▶ **INSTRUCTIONS FOR THE TASK**: Retype every item below line for line, with no changes.

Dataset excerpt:
-----

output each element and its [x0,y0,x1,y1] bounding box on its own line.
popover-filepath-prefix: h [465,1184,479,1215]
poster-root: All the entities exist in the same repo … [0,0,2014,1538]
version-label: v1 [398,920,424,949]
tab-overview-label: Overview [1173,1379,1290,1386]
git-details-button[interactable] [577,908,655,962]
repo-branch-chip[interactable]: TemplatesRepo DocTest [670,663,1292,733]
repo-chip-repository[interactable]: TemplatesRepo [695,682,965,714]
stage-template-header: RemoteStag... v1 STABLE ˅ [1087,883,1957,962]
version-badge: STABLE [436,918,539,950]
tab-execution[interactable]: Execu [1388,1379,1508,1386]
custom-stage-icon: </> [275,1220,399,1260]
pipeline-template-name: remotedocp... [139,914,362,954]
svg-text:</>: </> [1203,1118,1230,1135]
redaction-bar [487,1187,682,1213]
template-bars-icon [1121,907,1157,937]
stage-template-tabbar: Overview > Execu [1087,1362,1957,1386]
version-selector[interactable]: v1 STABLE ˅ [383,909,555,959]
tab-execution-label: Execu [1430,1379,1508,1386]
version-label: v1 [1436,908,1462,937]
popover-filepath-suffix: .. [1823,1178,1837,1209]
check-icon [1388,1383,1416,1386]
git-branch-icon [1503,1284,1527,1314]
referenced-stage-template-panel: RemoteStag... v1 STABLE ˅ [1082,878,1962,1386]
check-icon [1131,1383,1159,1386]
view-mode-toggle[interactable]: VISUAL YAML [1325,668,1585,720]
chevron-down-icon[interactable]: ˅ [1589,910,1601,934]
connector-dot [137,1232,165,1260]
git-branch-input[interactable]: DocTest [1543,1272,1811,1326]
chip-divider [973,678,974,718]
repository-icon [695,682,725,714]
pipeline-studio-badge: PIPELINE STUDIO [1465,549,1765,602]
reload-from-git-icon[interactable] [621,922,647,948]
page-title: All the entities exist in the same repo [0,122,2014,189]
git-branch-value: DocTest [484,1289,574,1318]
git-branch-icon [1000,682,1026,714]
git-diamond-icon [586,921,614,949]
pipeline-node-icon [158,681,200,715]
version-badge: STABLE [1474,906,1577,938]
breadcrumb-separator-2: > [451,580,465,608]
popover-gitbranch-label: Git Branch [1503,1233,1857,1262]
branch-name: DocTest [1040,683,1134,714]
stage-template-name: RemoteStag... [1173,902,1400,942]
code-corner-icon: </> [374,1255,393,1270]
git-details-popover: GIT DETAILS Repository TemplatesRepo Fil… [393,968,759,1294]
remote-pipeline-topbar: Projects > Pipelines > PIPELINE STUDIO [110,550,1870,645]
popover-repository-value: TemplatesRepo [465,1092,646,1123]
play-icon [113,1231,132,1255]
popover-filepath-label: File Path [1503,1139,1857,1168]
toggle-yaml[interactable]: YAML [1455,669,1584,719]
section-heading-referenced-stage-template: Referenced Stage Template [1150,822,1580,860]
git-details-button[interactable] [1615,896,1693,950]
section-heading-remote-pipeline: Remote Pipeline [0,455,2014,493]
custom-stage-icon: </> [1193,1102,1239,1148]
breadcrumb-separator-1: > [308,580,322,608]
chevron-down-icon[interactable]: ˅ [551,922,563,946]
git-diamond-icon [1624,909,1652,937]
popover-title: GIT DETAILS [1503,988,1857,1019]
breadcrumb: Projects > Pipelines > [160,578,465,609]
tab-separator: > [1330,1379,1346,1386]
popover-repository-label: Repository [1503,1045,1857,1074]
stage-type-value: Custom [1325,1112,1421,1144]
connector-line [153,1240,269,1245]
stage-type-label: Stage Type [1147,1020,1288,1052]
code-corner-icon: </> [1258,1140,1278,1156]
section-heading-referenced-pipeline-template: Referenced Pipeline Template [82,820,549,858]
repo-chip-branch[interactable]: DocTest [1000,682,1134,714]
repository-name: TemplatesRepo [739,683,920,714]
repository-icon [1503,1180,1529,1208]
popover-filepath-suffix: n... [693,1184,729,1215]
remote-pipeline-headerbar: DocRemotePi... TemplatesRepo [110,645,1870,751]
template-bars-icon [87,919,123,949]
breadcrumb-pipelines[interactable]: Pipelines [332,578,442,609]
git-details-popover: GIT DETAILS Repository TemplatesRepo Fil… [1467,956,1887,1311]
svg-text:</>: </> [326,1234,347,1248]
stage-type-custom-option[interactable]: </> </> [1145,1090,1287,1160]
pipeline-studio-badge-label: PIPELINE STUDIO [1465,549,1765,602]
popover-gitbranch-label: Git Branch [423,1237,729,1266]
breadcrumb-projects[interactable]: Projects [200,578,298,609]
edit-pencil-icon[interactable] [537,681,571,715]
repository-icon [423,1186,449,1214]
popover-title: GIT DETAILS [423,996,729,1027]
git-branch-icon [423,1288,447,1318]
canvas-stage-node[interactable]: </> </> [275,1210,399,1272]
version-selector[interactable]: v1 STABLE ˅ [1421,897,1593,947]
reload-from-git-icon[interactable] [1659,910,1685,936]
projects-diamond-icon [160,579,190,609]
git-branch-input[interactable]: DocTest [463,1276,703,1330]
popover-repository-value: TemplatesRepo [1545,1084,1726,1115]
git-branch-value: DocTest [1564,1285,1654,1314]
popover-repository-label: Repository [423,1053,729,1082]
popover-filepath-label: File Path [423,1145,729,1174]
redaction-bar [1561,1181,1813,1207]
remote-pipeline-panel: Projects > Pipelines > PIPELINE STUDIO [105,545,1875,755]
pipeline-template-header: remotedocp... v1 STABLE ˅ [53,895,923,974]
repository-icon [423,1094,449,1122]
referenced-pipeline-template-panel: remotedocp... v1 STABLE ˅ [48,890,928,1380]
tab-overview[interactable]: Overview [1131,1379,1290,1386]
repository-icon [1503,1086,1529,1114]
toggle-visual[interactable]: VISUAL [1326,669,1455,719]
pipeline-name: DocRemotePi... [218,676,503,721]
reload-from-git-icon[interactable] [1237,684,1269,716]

-----

▶ **THE OUTPUT**:
output each element and its [x0,y0,x1,y1] bounding box on its own line.
popover-filepath-prefix: h [465,1184,479,1215]
poster-root: All the entities exist in the same repo … [0,0,2014,1538]
version-label: v1 [398,920,424,949]
tab-overview-label: Overview [1173,1379,1290,1386]
git-details-button[interactable] [577,908,655,962]
repo-branch-chip[interactable]: TemplatesRepo DocTest [670,663,1292,733]
repo-chip-repository[interactable]: TemplatesRepo [695,682,965,714]
stage-template-header: RemoteStag... v1 STABLE ˅ [1087,883,1957,962]
version-badge: STABLE [436,918,539,950]
tab-execution[interactable]: Execu [1388,1379,1508,1386]
custom-stage-icon: </> [275,1220,399,1260]
pipeline-template-name: remotedocp... [139,914,362,954]
svg-text:</>: </> [1203,1118,1230,1135]
redaction-bar [487,1187,682,1213]
template-bars-icon [1121,907,1157,937]
stage-template-tabbar: Overview > Execu [1087,1362,1957,1386]
version-selector[interactable]: v1 STABLE ˅ [383,909,555,959]
tab-execution-label: Execu [1430,1379,1508,1386]
version-label: v1 [1436,908,1462,937]
popover-filepath-suffix: .. [1823,1178,1837,1209]
check-icon [1388,1383,1416,1386]
git-branch-icon [1503,1284,1527,1314]
referenced-stage-template-panel: RemoteStag... v1 STABLE ˅ [1082,878,1962,1386]
check-icon [1131,1383,1159,1386]
view-mode-toggle[interactable]: VISUAL YAML [1325,668,1585,720]
chevron-down-icon[interactable]: ˅ [1589,910,1601,934]
connector-dot [137,1232,165,1260]
git-branch-input[interactable]: DocTest [1543,1272,1811,1326]
chip-divider [973,678,974,718]
repository-icon [695,682,725,714]
pipeline-studio-badge: PIPELINE STUDIO [1465,549,1765,602]
reload-from-git-icon[interactable] [621,922,647,948]
page-title: All the entities exist in the same repo [0,122,2014,189]
git-branch-value: DocTest [484,1289,574,1318]
git-branch-icon [1000,682,1026,714]
git-diamond-icon [586,921,614,949]
pipeline-node-icon [158,681,200,715]
version-badge: STABLE [1474,906,1577,938]
breadcrumb-separator-2: > [451,580,465,608]
popover-gitbranch-label: Git Branch [1503,1233,1857,1262]
branch-name: DocTest [1040,683,1134,714]
stage-template-name: RemoteStag... [1173,902,1400,942]
code-corner-icon: </> [374,1255,393,1270]
git-details-popover: GIT DETAILS Repository TemplatesRepo Fil… [393,968,759,1294]
remote-pipeline-topbar: Projects > Pipelines > PIPELINE STUDIO [110,550,1870,645]
popover-repository-value: TemplatesRepo [465,1092,646,1123]
play-icon [113,1231,132,1255]
popover-filepath-label: File Path [1503,1139,1857,1168]
toggle-yaml[interactable]: YAML [1455,669,1584,719]
section-heading-referenced-stage-template: Referenced Stage Template [1150,822,1580,860]
git-details-button[interactable] [1615,896,1693,950]
section-heading-remote-pipeline: Remote Pipeline [0,455,2014,493]
custom-stage-icon: </> [1193,1102,1239,1148]
breadcrumb-separator-1: > [308,580,322,608]
chevron-down-icon[interactable]: ˅ [551,922,563,946]
git-diamond-icon [1624,909,1652,937]
popover-title: GIT DETAILS [1503,988,1857,1019]
breadcrumb: Projects > Pipelines > [160,578,465,609]
tab-separator: > [1330,1379,1346,1386]
popover-repository-label: Repository [1503,1045,1857,1074]
stage-type-value: Custom [1325,1112,1421,1144]
connector-line [153,1240,269,1245]
stage-type-label: Stage Type [1147,1020,1288,1052]
code-corner-icon: </> [1258,1140,1278,1156]
section-heading-referenced-pipeline-template: Referenced Pipeline Template [82,820,549,858]
repo-chip-branch[interactable]: DocTest [1000,682,1134,714]
repository-name: TemplatesRepo [739,683,920,714]
repository-icon [1503,1180,1529,1208]
popover-filepath-suffix: n... [693,1184,729,1215]
remote-pipeline-headerbar: DocRemotePi... TemplatesRepo [110,645,1870,751]
template-bars-icon [87,919,123,949]
breadcrumb-pipelines[interactable]: Pipelines [332,578,442,609]
git-details-popover: GIT DETAILS Repository TemplatesRepo Fil… [1467,956,1887,1311]
svg-text:</>: </> [326,1234,347,1248]
stage-type-custom-option[interactable]: </> </> [1145,1090,1287,1160]
pipeline-studio-badge-label: PIPELINE STUDIO [1465,549,1765,602]
popover-gitbranch-label: Git Branch [423,1237,729,1266]
breadcrumb-projects[interactable]: Projects [200,578,298,609]
edit-pencil-icon[interactable] [537,681,571,715]
repository-icon [423,1186,449,1214]
popover-title: GIT DETAILS [423,996,729,1027]
git-branch-icon [423,1288,447,1318]
canvas-stage-node[interactable]: </> </> [275,1210,399,1272]
version-selector[interactable]: v1 STABLE ˅ [1421,897,1593,947]
reload-from-git-icon[interactable] [1659,910,1685,936]
projects-diamond-icon [160,579,190,609]
git-branch-input[interactable]: DocTest [463,1276,703,1330]
popover-repository-value: TemplatesRepo [1545,1084,1726,1115]
git-branch-value: DocTest [1564,1285,1654,1314]
popover-repository-label: Repository [423,1053,729,1082]
popover-filepath-label: File Path [423,1145,729,1174]
redaction-bar [1561,1181,1813,1207]
remote-pipeline-panel: Projects > Pipelines > PIPELINE STUDIO [105,545,1875,755]
pipeline-template-header: remotedocp... v1 STABLE ˅ [53,895,923,974]
repository-icon [423,1094,449,1122]
referenced-pipeline-template-panel: remotedocp... v1 STABLE ˅ [48,890,928,1380]
tab-overview[interactable]: Overview [1131,1379,1290,1386]
repository-icon [1503,1086,1529,1114]
toggle-visual[interactable]: VISUAL [1326,669,1455,719]
pipeline-name: DocRemotePi... [218,676,503,721]
reload-from-git-icon[interactable] [1237,684,1269,716]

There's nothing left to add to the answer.